CONSIGNES DE TRAVAIL:
Comptez les lignes des données ci-dessous qui contiennent la chaîne « their », en tenant compte de la casse. Donnez seulement ce nombre.

(Relevés de l'emplacement des éléments)
+++++

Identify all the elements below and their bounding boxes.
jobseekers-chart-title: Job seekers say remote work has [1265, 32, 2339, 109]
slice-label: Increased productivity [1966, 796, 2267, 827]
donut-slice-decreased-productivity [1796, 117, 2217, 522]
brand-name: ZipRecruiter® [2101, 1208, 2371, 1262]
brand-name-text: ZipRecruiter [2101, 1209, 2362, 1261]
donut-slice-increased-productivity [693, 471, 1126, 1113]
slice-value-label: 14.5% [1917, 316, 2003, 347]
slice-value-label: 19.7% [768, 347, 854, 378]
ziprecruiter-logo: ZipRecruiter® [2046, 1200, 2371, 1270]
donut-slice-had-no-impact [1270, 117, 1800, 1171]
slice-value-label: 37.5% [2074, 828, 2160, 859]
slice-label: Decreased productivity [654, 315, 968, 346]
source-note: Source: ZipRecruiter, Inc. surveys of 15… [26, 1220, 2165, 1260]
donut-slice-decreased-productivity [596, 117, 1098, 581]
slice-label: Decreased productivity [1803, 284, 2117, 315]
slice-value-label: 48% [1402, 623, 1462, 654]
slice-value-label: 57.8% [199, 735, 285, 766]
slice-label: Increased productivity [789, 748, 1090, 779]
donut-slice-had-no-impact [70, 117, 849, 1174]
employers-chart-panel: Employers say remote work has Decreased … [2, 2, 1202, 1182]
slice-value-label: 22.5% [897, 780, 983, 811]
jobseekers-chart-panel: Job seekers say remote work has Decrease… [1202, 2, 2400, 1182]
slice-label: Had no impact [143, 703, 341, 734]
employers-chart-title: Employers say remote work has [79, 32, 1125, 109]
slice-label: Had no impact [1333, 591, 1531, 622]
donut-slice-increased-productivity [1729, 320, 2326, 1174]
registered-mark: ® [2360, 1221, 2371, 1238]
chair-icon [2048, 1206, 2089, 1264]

+++++

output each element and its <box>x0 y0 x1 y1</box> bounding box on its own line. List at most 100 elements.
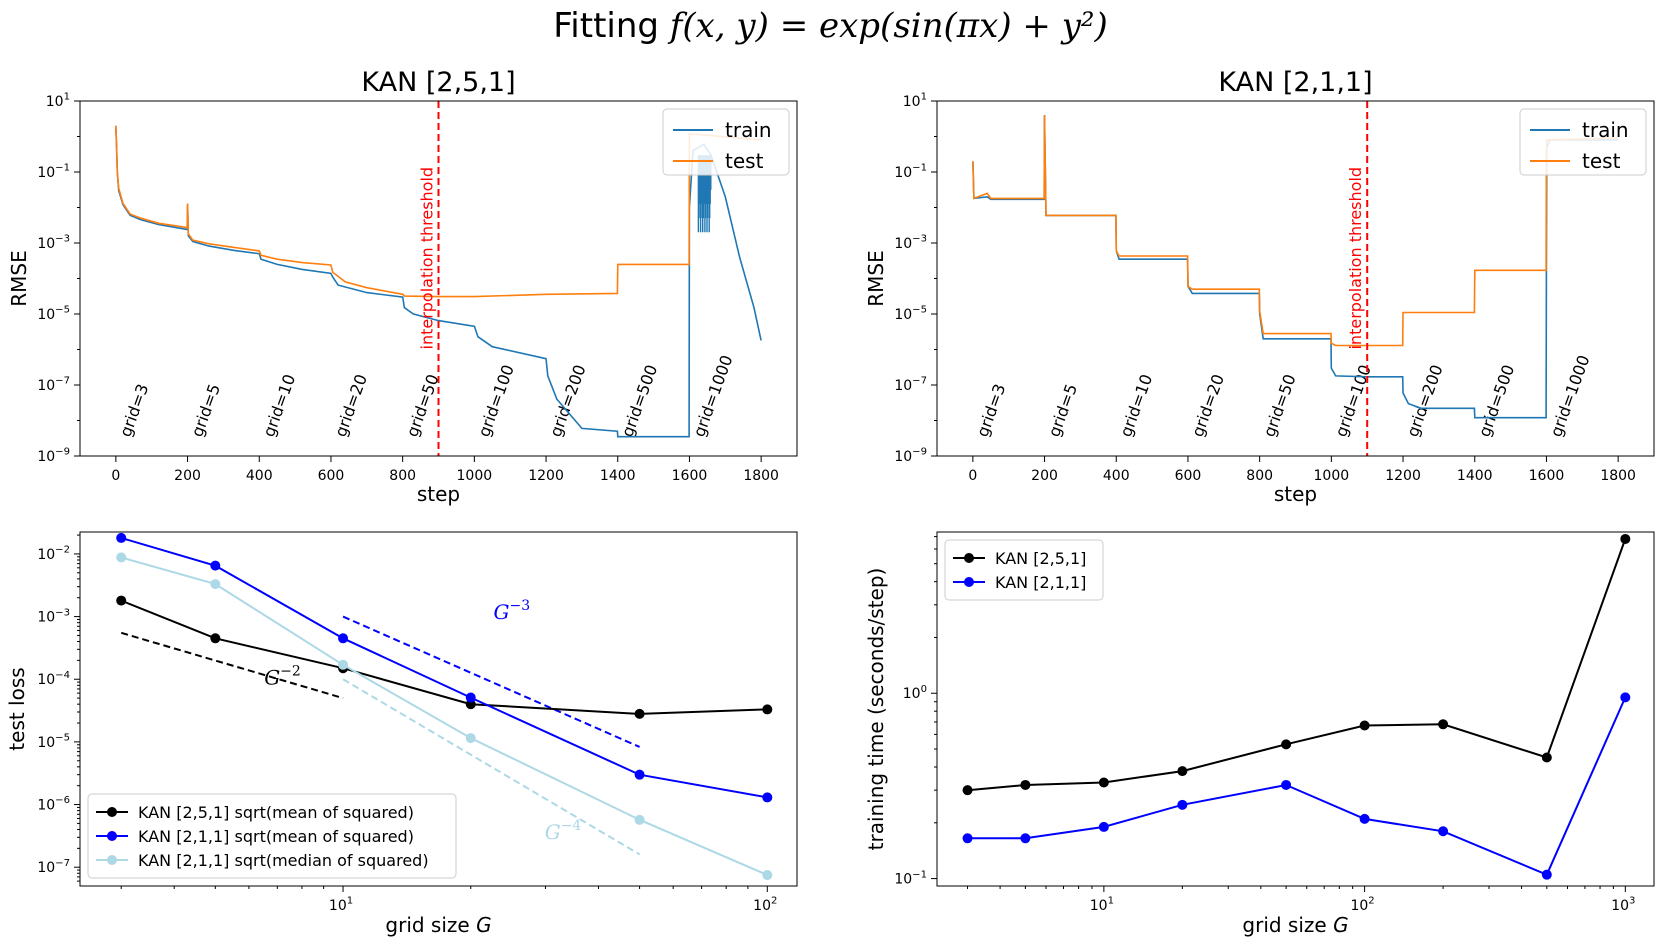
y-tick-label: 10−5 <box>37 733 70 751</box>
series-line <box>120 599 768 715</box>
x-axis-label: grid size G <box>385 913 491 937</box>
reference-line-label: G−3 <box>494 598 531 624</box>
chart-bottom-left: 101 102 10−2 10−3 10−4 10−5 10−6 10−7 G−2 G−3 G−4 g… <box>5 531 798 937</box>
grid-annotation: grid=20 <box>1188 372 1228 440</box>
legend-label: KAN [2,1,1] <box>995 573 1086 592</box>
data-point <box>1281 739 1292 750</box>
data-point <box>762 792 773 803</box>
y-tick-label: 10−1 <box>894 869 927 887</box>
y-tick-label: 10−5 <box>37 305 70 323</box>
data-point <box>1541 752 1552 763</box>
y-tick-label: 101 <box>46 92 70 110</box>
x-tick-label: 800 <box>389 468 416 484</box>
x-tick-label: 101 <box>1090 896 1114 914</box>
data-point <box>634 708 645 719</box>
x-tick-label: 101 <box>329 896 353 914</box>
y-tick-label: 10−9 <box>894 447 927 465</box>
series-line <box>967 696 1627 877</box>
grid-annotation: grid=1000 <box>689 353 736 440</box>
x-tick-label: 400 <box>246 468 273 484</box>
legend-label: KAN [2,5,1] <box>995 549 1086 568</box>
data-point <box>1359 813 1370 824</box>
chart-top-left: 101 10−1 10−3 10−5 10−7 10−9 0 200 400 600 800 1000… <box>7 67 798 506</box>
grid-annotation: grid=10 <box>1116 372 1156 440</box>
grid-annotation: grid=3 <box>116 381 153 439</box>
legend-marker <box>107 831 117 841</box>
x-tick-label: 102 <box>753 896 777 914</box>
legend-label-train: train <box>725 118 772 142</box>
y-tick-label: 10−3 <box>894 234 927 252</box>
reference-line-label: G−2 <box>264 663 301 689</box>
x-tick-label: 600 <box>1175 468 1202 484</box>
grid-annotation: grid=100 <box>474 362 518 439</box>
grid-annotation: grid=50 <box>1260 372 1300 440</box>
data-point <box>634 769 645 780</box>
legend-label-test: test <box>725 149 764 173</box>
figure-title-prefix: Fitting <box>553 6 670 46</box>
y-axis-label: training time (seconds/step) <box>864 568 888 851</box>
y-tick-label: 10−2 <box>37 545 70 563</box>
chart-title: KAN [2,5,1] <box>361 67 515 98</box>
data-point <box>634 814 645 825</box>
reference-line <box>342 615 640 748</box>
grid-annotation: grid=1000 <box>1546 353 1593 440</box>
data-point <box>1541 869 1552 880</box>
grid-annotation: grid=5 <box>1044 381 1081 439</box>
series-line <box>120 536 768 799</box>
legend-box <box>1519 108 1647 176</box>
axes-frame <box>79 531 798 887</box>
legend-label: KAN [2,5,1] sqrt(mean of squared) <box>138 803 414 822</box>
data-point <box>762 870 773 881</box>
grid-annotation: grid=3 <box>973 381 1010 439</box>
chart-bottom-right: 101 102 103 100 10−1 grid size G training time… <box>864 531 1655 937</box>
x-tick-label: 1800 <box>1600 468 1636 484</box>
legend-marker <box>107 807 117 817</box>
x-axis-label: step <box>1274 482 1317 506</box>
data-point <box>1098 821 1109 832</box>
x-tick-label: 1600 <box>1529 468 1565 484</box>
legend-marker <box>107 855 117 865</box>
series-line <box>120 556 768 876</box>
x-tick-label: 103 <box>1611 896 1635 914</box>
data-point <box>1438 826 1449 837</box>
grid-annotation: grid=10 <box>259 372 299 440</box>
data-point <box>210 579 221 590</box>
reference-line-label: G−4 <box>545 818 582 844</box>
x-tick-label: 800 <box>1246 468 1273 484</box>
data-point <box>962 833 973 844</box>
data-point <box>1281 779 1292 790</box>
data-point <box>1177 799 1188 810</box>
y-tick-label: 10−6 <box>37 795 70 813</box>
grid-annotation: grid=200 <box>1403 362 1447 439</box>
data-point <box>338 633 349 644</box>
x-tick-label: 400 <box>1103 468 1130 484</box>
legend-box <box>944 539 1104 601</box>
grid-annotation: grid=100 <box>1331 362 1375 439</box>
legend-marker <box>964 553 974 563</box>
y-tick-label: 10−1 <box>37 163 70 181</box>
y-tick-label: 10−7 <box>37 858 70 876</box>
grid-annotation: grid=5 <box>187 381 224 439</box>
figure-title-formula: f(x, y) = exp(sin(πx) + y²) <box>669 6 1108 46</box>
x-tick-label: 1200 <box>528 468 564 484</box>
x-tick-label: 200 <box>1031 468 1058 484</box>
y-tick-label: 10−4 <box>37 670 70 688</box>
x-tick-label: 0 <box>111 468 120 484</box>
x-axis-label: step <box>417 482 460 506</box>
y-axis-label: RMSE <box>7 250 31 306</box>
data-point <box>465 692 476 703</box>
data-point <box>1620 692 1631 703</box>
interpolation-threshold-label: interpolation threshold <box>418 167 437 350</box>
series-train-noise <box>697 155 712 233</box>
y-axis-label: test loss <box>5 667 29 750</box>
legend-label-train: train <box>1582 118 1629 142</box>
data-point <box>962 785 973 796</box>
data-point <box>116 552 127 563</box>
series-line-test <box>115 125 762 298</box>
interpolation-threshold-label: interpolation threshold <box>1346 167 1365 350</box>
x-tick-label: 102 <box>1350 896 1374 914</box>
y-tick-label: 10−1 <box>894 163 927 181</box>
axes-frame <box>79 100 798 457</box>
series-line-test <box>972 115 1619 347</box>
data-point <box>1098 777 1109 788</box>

+++++

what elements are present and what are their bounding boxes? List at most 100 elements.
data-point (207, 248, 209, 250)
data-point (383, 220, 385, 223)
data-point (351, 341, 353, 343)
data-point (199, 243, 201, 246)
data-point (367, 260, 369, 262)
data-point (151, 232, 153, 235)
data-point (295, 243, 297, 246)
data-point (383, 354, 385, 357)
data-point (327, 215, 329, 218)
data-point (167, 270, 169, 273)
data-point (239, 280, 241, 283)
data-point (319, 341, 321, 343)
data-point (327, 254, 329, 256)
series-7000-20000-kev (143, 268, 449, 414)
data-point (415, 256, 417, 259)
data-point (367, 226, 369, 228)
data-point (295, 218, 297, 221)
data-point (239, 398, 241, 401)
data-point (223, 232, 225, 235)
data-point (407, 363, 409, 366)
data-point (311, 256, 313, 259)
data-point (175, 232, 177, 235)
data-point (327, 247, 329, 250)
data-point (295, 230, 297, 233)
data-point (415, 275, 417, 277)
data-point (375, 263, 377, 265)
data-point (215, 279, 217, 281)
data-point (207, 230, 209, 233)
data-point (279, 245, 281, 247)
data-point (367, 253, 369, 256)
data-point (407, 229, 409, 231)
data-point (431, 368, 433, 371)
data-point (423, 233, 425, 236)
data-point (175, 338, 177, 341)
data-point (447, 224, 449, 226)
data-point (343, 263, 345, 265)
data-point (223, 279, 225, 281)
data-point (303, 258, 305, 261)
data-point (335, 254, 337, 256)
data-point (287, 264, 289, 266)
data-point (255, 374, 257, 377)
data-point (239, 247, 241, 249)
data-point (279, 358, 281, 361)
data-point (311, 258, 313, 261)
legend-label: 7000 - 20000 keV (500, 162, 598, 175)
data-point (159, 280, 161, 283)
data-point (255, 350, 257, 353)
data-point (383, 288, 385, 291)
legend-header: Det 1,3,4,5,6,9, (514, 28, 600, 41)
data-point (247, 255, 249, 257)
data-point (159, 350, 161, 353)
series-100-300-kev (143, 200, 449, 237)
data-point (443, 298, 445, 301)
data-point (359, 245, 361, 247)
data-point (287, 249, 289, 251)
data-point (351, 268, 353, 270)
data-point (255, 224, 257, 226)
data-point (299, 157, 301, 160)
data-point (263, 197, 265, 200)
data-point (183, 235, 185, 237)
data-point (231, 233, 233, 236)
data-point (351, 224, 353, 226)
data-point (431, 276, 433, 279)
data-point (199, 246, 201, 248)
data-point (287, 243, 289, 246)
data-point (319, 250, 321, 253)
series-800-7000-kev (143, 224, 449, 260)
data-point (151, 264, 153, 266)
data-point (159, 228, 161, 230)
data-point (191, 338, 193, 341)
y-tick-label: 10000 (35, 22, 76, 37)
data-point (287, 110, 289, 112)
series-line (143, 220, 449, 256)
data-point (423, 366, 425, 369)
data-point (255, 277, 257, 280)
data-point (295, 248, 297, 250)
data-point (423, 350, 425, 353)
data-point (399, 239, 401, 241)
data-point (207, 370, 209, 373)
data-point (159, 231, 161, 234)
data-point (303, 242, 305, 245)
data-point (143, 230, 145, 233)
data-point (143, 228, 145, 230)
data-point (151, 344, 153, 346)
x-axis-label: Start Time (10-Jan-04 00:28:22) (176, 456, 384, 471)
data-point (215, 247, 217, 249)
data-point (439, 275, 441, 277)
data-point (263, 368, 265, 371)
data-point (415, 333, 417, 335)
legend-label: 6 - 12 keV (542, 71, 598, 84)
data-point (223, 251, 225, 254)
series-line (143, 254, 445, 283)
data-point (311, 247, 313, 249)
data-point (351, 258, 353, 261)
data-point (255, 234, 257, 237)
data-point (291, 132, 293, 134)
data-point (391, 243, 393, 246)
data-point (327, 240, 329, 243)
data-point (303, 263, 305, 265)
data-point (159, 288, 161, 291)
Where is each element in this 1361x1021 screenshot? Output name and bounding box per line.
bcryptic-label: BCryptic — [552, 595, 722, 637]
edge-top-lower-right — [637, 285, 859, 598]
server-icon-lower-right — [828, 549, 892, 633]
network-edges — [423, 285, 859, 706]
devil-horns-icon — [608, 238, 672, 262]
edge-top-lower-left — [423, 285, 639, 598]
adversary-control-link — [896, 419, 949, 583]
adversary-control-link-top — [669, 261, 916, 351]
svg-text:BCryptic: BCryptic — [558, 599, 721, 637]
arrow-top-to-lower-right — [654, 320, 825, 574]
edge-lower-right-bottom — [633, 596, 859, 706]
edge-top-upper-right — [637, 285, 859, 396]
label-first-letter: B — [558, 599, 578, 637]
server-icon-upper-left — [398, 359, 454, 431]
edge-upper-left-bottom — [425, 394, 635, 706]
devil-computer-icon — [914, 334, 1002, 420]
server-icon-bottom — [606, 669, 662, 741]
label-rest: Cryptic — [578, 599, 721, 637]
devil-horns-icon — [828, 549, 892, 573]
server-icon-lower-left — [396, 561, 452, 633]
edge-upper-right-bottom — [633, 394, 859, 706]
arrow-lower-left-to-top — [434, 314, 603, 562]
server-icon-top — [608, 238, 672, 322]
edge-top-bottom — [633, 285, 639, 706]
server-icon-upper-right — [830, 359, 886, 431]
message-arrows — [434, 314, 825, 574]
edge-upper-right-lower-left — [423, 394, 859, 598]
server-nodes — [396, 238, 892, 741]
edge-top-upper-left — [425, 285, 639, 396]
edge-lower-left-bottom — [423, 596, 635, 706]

+++++

BONNE RÉPONSE:
2